## [PROBLEM TO WORK ON]
Gather all lines with "Civil" from the records.

## [RAW RECORDS]
○ ○ ○ ○ ○ ○ ○

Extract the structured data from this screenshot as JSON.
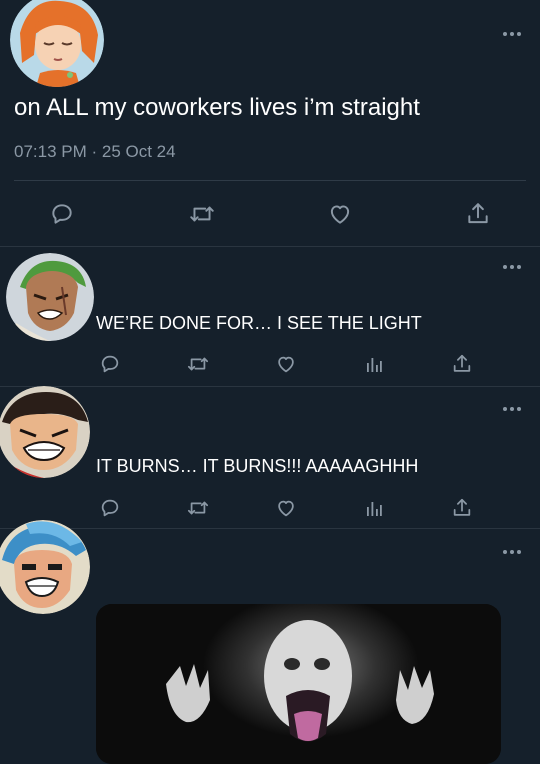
{
  "main_tweet": {
    "text": "on ALL my coworkers lives i’m straight",
    "timestamp": "07:13 PM · 25 Oct 24",
    "avatar_icon": "nami-avatar-icon",
    "actions": [
      "reply-icon",
      "retweet-icon",
      "like-icon",
      "share-icon"
    ]
  },
  "replies": [
    {
      "text": "WE’RE DONE FOR… I SEE THE LIGHT",
      "avatar_icon": "zoro-avatar-icon",
      "actions": [
        "reply-icon",
        "retweet-icon",
        "like-icon",
        "views-icon",
        "share-icon"
      ]
    },
    {
      "text": "IT BURNS… IT BURNS!!! AAAAAGHHH",
      "avatar_icon": "luffy-avatar-icon",
      "actions": [
        "reply-icon",
        "retweet-icon",
        "like-icon",
        "views-icon",
        "share-icon"
      ]
    },
    {
      "text": "",
      "avatar_icon": "franky-avatar-icon",
      "media_icon": "screaming-figure-image",
      "actions": []
    }
  ],
  "colors": {
    "background": "#15202b",
    "text_primary": "#ffffff",
    "text_secondary": "#8b98a5",
    "divider": "#2f3b47"
  }
}
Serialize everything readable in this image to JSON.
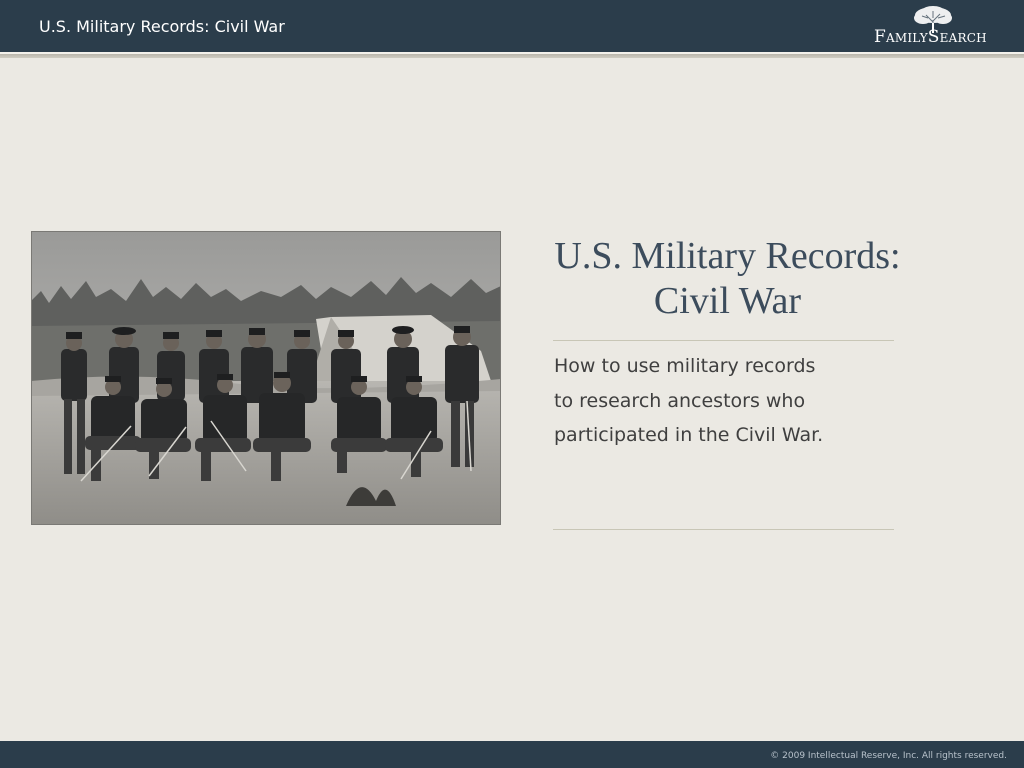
{
  "header": {
    "title": "U.S. Military Records: Civil War",
    "logo_text": "FamilySearch"
  },
  "slide": {
    "title_line1": "U.S. Military Records:",
    "title_line2": "Civil War",
    "subtitle_lines": [
      "How to use military records",
      "to research ancestors who",
      "participated in the Civil War."
    ]
  },
  "footer": {
    "copyright": "© 2009 Intellectual Reserve, Inc. All rights reserved."
  },
  "colors": {
    "bar": "#2b3d4b",
    "background": "#ebe9e3",
    "title": "#3c4c5c"
  }
}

○ ○ ○ ○ ○ ○ ○

## [SOLUTION BELOW]
    "title": "U.S. Military Records: Civil War",
    "title_line2": "Civil War",
      "participated in the Civil War."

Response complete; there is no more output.